* SUPPLIED DATA *
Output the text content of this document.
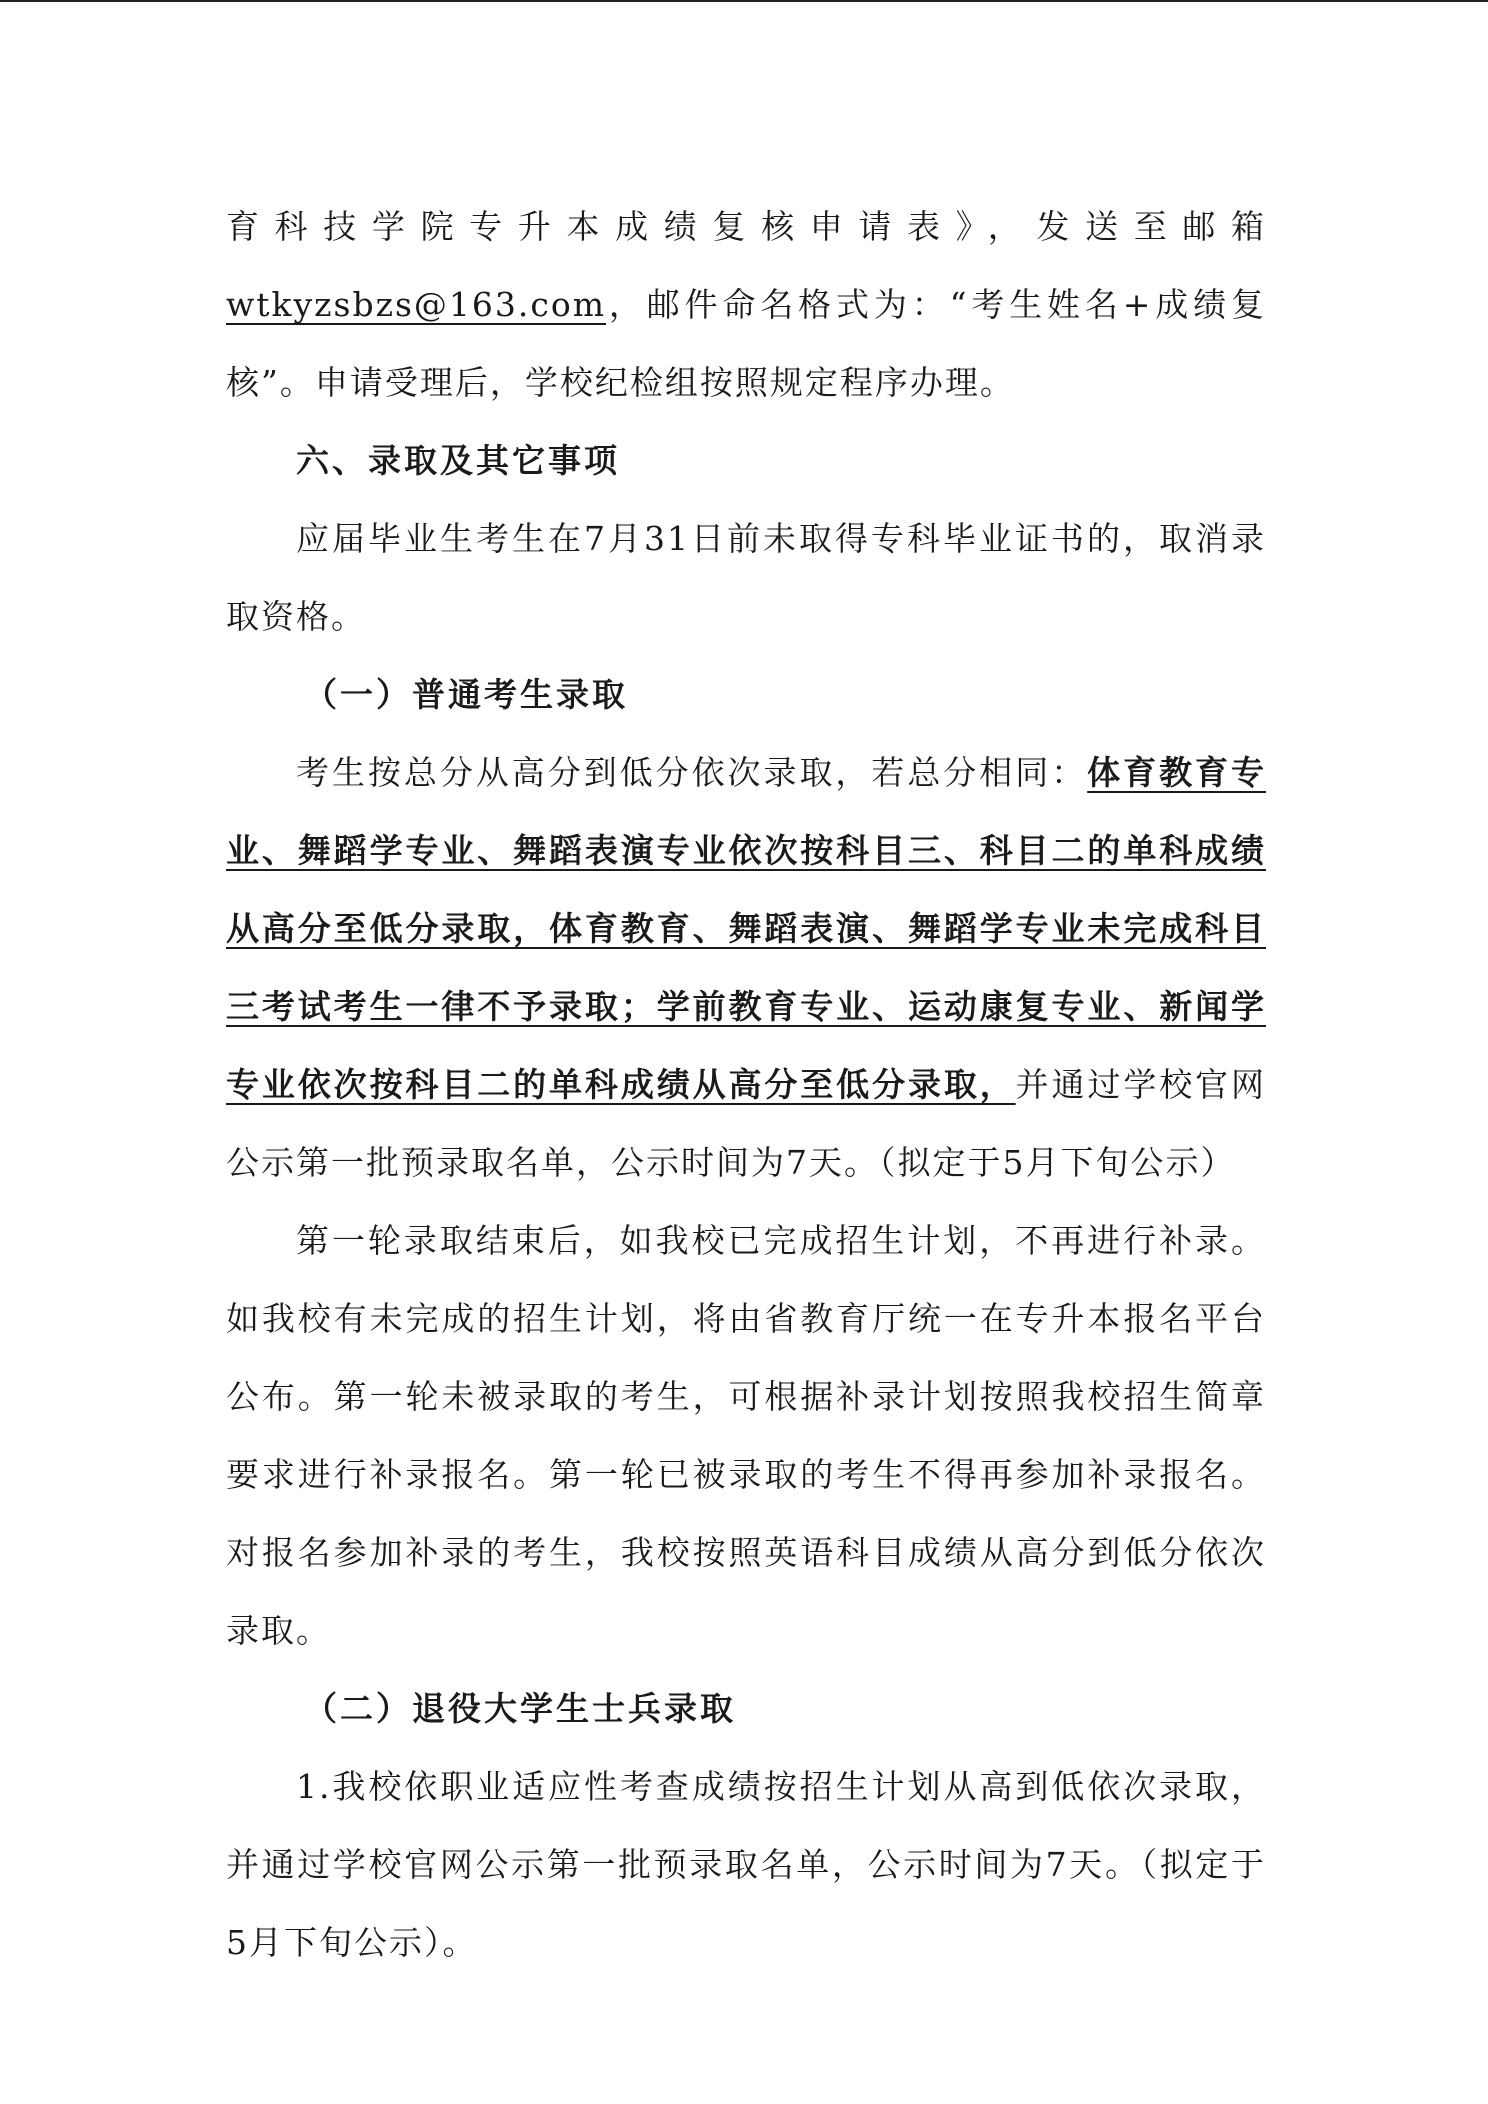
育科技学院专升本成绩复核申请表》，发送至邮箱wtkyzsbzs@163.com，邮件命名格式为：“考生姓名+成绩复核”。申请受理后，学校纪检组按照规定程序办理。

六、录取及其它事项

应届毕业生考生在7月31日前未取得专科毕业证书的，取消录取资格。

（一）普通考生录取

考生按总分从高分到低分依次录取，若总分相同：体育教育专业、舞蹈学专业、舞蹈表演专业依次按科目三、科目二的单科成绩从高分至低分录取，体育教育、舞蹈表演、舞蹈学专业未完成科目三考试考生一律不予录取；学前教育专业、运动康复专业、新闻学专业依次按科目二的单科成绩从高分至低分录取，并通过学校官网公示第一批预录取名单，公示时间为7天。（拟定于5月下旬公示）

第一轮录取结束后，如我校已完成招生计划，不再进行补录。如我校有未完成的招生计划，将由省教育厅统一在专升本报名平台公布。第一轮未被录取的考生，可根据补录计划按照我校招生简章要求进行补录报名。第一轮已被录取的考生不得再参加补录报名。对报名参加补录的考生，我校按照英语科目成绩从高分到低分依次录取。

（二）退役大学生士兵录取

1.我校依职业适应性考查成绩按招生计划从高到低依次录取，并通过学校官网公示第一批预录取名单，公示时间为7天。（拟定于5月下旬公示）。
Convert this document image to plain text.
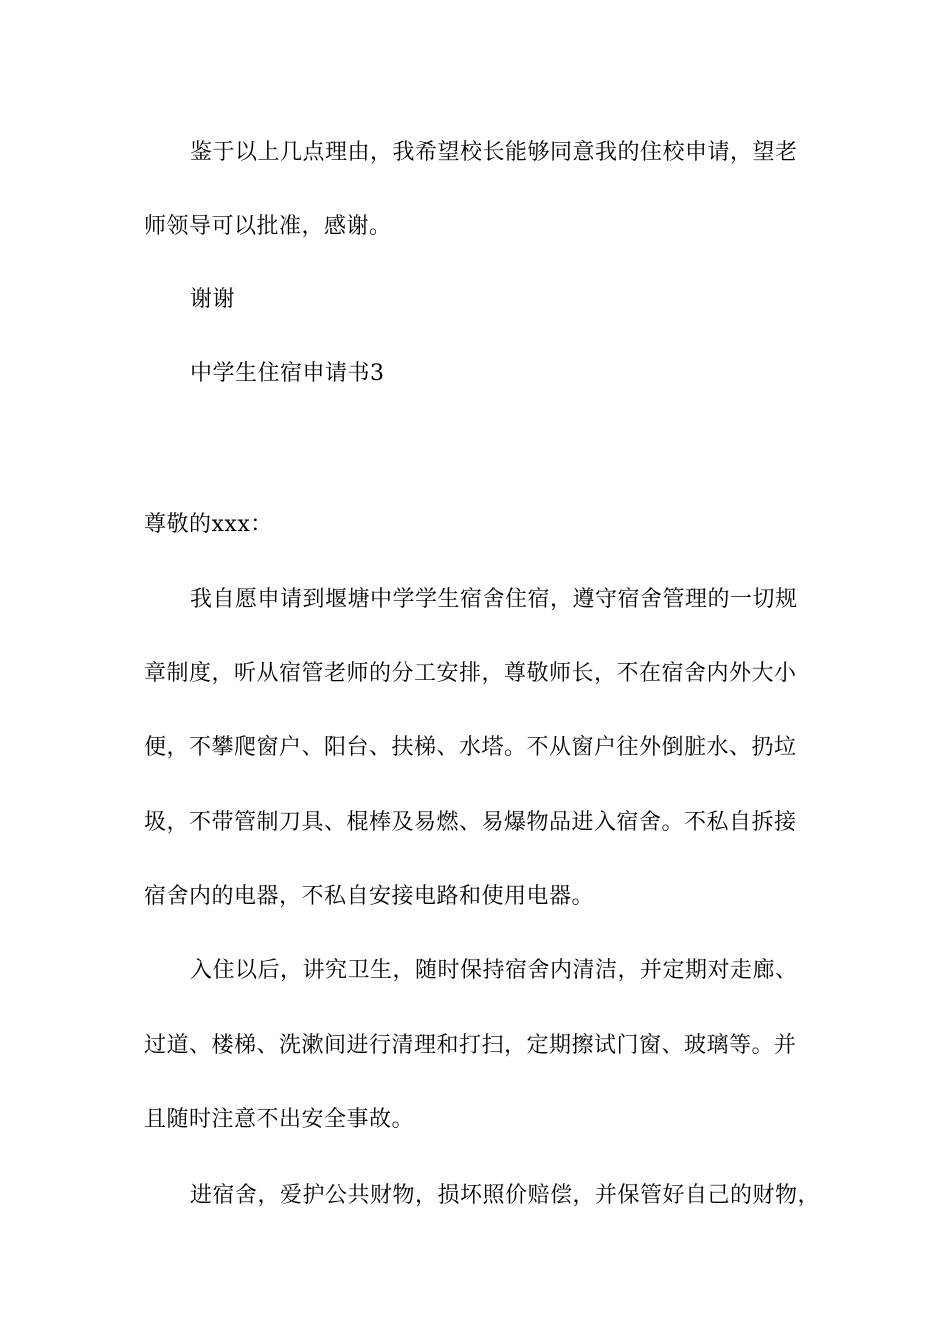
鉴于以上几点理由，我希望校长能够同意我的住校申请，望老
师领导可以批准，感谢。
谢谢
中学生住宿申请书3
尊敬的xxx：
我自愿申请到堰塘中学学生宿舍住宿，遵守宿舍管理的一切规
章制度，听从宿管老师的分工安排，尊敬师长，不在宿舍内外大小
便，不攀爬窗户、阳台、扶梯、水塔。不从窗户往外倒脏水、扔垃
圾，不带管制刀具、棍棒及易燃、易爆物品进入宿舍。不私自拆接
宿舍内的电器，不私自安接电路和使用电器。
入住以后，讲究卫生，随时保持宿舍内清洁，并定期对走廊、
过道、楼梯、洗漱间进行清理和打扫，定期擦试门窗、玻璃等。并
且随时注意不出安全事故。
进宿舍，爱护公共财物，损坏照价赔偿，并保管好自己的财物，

* EXERCISE *
Repeat the listing verbatim. Skip the pictures.

* RESULT FOR THIS EXERCISE *
Output the text content of this document.
育科技学院专升本成绩复核申请表》，发送至邮箱wtkyzsbzs@163.com，邮件命名格式为：“考生姓名+成绩复核”。申请受理后，学校纪检组按照规定程序办理。

六、录取及其它事项

应届毕业生考生在7月31日前未取得专科毕业证书的，取消录取资格。

（一）普通考生录取

考生按总分从高分到低分依次录取，若总分相同：体育教育专业、舞蹈学专业、舞蹈表演专业依次按科目三、科目二的单科成绩从高分至低分录取，体育教育、舞蹈表演、舞蹈学专业未完成科目三考试考生一律不予录取；学前教育专业、运动康复专业、新闻学专业依次按科目二的单科成绩从高分至低分录取，并通过学校官网公示第一批预录取名单，公示时间为7天。（拟定于5月下旬公示）

第一轮录取结束后，如我校已完成招生计划，不再进行补录。如我校有未完成的招生计划，将由省教育厅统一在专升本报名平台公布。第一轮未被录取的考生，可根据补录计划按照我校招生简章要求进行补录报名。第一轮已被录取的考生不得再参加补录报名。对报名参加补录的考生，我校按照英语科目成绩从高分到低分依次录取。

（二）退役大学生士兵录取

1.我校依职业适应性考查成绩按招生计划从高到低依次录取，并通过学校官网公示第一批预录取名单，公示时间为7天。（拟定于5月下旬公示）。
Convert this document image to plain text.
鉴于以上几点理由，我希望校长能够同意我的住校申请，望老
师领导可以批准，感谢。
谢谢
中学生住宿申请书3
尊敬的xxx：
我自愿申请到堰塘中学学生宿舍住宿，遵守宿舍管理的一切规
章制度，听从宿管老师的分工安排，尊敬师长，不在宿舍内外大小
便，不攀爬窗户、阳台、扶梯、水塔。不从窗户往外倒脏水、扔垃
圾，不带管制刀具、棍棒及易燃、易爆物品进入宿舍。不私自拆接
宿舍内的电器，不私自安接电路和使用电器。
入住以后，讲究卫生，随时保持宿舍内清洁，并定期对走廊、
过道、楼梯、洗漱间进行清理和打扫，定期擦试门窗、玻璃等。并
且随时注意不出安全事故。
进宿舍，爱护公共财物，损坏照价赔偿，并保管好自己的财物，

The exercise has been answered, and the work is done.